§ Instructions to follow
Restate every entry word for word.

§ Recorded data
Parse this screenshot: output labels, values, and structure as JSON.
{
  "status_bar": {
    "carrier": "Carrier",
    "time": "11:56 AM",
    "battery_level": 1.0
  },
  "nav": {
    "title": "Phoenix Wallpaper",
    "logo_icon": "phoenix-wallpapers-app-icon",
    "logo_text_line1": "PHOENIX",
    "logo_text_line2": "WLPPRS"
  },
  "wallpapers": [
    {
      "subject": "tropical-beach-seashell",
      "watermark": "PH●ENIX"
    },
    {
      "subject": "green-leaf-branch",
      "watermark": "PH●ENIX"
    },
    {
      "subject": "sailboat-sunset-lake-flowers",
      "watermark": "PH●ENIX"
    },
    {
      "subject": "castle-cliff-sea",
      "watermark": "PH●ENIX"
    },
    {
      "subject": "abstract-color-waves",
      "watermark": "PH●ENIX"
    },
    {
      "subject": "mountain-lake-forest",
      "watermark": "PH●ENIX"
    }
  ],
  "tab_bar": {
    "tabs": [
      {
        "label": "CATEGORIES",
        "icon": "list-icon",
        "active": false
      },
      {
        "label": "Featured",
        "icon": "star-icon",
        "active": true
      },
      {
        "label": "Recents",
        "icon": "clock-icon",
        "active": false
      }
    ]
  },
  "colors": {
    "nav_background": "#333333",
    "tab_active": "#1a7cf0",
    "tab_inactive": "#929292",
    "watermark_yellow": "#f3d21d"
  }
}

§ Response
Parse this screenshot: output labels, values, and structure as JSON.
{
  "status_bar": {
    "carrier": "Carrier",
    "time": "11:56 AM",
    "battery_level": 1.0
  },
  "nav": {
    "title": "Phoenix Wallpaper",
    "logo_icon": "phoenix-wallpapers-app-icon",
    "logo_text_line1": "PHOENIX",
    "logo_text_line2": "WLPPRS"
  },
  "wallpapers": [
    {
      "subject": "tropical-beach-seashell",
      "watermark": "PH●ENIX"
    },
    {
      "subject": "green-leaf-branch",
      "watermark": "PH●ENIX"
    },
    {
      "subject": "sailboat-sunset-lake-flowers",
      "watermark": "PH●ENIX"
    },
    {
      "subject": "castle-cliff-sea",
      "watermark": "PH●ENIX"
    },
    {
      "subject": "abstract-color-waves",
      "watermark": "PH●ENIX"
    },
    {
      "subject": "mountain-lake-forest",
      "watermark": "PH●ENIX"
    }
  ],
  "tab_bar": {
    "tabs": [
      {
        "label": "CATEGORIES",
        "icon": "list-icon",
        "active": false
      },
      {
        "label": "Featured",
        "icon": "star-icon",
        "active": true
      },
      {
        "label": "Recents",
        "icon": "clock-icon",
        "active": false
      }
    ]
  },
  "colors": {
    "nav_background": "#333333",
    "tab_active": "#1a7cf0",
    "tab_inactive": "#929292",
    "watermark_yellow": "#f3d21d"
  }
}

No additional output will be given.